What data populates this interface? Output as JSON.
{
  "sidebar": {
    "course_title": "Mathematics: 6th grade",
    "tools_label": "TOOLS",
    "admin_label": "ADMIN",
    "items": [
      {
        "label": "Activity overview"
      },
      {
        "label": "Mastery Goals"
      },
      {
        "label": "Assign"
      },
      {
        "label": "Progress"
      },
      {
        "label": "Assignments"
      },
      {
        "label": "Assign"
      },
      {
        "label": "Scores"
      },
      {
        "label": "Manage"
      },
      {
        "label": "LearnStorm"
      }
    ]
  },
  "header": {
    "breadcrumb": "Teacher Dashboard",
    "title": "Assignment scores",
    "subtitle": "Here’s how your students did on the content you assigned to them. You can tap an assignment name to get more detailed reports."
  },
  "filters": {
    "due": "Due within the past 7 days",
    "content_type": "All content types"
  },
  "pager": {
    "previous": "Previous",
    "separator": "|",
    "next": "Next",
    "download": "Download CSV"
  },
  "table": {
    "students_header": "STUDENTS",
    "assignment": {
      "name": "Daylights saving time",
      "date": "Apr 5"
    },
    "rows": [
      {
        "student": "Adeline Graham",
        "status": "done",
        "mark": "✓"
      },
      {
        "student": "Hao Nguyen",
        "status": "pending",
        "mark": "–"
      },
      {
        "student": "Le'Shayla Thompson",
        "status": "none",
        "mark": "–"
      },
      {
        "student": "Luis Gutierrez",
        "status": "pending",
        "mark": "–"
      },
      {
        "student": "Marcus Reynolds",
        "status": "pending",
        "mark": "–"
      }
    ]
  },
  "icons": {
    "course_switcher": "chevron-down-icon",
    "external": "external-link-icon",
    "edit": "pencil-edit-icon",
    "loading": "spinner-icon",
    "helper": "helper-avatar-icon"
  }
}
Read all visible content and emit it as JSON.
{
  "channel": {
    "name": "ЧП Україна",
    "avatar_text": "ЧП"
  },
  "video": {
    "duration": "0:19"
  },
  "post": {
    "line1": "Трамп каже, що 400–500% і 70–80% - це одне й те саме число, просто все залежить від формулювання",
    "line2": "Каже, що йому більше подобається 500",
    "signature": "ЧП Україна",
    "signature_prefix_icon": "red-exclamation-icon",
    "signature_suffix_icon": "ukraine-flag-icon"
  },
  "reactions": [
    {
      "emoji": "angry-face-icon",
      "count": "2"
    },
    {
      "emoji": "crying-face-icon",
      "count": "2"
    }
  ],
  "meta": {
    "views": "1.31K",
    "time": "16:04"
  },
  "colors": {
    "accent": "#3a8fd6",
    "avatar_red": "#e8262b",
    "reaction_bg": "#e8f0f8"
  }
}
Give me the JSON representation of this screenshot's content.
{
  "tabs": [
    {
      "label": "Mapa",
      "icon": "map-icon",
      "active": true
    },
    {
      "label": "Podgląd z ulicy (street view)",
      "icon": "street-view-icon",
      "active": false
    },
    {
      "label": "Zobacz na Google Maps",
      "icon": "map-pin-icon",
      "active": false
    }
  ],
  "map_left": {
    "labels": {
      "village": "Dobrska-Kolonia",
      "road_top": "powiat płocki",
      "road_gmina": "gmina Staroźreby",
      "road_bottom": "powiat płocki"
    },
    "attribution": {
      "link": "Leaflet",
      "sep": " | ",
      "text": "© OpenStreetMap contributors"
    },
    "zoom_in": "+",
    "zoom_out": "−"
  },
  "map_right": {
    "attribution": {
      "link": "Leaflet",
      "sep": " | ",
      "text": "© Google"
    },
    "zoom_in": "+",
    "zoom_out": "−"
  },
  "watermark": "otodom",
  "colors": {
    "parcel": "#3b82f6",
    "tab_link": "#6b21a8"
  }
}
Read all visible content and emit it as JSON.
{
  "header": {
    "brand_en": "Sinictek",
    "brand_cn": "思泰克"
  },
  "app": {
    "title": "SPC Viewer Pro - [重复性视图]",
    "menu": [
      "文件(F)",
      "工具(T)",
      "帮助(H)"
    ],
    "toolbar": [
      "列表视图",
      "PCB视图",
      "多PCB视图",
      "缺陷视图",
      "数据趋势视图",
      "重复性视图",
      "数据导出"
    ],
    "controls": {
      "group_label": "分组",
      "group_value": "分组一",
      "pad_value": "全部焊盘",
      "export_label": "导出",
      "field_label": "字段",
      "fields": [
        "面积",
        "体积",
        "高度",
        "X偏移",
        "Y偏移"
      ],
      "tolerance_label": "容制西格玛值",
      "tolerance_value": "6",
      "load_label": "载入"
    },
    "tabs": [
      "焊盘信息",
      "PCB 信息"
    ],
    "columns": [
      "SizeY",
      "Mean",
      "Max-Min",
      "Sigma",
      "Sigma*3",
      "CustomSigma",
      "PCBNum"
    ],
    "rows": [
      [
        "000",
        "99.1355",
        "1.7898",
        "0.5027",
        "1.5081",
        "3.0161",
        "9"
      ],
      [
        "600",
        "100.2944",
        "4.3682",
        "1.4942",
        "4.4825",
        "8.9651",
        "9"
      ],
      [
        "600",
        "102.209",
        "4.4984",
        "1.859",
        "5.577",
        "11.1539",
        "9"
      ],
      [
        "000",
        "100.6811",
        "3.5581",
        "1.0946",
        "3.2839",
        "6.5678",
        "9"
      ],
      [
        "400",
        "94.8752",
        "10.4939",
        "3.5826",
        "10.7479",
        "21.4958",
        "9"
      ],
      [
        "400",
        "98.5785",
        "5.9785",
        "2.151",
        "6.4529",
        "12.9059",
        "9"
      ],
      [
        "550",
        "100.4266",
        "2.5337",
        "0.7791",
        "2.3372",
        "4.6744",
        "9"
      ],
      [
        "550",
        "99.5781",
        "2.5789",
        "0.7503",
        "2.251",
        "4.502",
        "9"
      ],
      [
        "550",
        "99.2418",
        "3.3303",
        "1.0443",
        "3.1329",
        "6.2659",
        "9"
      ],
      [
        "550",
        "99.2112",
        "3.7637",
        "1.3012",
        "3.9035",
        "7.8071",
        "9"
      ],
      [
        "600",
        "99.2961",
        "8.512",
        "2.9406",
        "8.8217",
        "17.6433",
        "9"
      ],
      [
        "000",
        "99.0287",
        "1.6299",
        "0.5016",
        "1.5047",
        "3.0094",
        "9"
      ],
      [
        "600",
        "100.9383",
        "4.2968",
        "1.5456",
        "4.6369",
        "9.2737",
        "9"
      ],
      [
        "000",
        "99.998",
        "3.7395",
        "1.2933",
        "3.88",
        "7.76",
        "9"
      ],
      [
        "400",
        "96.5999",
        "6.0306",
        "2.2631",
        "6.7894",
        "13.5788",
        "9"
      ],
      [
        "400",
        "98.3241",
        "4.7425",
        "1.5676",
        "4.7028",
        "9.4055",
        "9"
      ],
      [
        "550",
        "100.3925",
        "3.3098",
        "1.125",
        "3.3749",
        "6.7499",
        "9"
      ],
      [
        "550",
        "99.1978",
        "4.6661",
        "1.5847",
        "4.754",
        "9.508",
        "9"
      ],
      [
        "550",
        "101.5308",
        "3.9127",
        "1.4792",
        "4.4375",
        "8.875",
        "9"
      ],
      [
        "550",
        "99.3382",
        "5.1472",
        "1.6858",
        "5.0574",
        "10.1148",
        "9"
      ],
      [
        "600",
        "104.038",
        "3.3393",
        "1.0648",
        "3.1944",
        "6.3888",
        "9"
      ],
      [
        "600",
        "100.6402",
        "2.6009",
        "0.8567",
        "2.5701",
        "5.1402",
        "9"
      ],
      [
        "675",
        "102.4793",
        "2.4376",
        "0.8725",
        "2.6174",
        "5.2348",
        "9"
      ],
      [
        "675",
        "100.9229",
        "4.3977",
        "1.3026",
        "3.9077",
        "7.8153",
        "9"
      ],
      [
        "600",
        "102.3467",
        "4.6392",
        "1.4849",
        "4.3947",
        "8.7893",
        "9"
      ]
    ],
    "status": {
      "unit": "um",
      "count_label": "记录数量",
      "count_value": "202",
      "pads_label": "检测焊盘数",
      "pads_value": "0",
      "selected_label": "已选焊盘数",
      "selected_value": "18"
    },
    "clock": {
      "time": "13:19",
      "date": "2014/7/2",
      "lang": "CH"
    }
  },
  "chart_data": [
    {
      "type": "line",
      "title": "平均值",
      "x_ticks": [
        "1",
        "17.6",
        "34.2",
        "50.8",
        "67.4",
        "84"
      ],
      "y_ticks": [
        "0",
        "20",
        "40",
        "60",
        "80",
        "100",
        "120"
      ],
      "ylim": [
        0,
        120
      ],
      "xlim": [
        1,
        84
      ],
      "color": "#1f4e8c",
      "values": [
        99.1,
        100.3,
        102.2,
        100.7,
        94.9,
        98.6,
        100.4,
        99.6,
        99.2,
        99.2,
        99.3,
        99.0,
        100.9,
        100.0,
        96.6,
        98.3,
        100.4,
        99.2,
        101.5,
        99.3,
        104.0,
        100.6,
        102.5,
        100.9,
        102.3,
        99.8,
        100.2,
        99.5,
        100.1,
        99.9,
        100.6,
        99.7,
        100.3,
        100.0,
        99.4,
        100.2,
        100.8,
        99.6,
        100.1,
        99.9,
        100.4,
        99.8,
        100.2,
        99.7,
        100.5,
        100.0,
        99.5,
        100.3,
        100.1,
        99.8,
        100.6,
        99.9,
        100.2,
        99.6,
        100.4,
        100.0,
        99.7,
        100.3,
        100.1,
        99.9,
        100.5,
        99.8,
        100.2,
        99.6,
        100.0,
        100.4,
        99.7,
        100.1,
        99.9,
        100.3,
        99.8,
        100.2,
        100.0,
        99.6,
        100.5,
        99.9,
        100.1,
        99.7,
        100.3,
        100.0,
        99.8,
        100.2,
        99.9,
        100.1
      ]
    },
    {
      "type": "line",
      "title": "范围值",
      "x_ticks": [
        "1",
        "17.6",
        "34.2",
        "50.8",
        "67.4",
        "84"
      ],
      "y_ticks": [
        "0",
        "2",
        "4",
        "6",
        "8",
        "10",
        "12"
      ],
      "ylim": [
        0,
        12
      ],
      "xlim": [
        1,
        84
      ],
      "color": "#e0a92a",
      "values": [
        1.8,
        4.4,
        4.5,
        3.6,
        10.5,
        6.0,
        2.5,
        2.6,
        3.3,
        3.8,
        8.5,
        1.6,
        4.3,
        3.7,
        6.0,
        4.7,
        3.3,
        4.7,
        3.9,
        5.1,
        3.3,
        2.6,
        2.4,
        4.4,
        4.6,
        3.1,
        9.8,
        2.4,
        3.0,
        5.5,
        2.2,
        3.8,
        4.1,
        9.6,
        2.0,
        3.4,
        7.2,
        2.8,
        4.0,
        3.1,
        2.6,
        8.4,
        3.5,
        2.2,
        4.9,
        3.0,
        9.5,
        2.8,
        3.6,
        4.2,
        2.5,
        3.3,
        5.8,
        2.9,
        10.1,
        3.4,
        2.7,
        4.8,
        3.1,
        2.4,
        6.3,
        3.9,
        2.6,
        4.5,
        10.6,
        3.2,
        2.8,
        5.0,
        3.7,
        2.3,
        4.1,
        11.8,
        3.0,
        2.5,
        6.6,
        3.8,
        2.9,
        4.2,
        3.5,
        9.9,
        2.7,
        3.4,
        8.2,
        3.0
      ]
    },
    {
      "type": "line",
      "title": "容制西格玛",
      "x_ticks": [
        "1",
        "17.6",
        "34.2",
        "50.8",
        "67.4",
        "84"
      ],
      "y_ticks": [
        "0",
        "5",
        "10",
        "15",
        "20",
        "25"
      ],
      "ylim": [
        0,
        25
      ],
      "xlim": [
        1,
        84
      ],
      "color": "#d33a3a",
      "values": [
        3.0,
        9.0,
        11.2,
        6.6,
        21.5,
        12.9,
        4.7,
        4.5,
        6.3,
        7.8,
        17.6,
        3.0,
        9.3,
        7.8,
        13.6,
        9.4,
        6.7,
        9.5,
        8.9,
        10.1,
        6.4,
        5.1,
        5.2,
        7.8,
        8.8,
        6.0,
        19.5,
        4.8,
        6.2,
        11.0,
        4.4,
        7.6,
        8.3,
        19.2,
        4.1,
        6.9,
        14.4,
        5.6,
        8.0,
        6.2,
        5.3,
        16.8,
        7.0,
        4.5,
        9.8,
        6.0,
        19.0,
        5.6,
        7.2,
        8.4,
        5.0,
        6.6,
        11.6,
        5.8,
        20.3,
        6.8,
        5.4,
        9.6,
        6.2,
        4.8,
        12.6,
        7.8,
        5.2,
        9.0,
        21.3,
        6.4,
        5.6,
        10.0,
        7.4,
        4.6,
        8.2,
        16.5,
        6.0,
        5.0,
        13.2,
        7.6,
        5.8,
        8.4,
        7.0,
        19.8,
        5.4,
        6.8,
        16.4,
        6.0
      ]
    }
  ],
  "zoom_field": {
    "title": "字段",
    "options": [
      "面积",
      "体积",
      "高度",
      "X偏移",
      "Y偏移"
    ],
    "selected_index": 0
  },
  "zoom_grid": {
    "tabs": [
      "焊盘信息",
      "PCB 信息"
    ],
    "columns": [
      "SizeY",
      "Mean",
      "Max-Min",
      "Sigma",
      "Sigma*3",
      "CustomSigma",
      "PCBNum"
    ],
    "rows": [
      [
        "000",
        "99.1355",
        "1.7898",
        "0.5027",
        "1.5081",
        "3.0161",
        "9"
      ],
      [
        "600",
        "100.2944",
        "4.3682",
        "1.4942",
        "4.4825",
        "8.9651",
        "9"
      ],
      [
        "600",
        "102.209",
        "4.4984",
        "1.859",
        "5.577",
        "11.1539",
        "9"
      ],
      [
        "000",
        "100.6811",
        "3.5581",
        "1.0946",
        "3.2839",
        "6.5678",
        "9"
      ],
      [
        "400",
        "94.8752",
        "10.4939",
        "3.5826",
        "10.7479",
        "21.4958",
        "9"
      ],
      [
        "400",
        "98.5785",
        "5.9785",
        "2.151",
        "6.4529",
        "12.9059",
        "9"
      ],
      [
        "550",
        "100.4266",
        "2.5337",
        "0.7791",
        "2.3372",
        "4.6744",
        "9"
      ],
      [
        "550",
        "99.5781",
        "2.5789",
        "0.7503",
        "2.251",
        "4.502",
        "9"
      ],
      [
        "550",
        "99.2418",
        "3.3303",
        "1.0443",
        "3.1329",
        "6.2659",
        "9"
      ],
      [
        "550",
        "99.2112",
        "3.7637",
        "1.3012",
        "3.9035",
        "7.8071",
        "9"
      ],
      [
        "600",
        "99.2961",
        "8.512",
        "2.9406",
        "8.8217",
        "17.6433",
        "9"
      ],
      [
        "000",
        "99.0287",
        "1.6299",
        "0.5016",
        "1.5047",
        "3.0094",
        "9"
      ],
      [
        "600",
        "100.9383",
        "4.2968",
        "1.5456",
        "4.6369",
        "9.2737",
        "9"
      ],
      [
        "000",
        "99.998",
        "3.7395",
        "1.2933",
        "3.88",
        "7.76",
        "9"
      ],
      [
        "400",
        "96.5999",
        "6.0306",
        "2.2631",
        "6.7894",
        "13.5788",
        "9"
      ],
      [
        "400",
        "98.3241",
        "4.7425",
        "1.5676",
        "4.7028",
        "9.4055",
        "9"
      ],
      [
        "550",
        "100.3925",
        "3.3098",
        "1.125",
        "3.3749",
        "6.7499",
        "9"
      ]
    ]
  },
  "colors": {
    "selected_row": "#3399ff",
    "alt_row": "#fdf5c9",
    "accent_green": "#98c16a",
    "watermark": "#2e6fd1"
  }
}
..............................
__Task directions__
Read through the entries and copy each line in which "emoji" appears.

__Result for this exercise__
      "emoji": "angry-face-icon",
      "emoji": "crying-face-icon",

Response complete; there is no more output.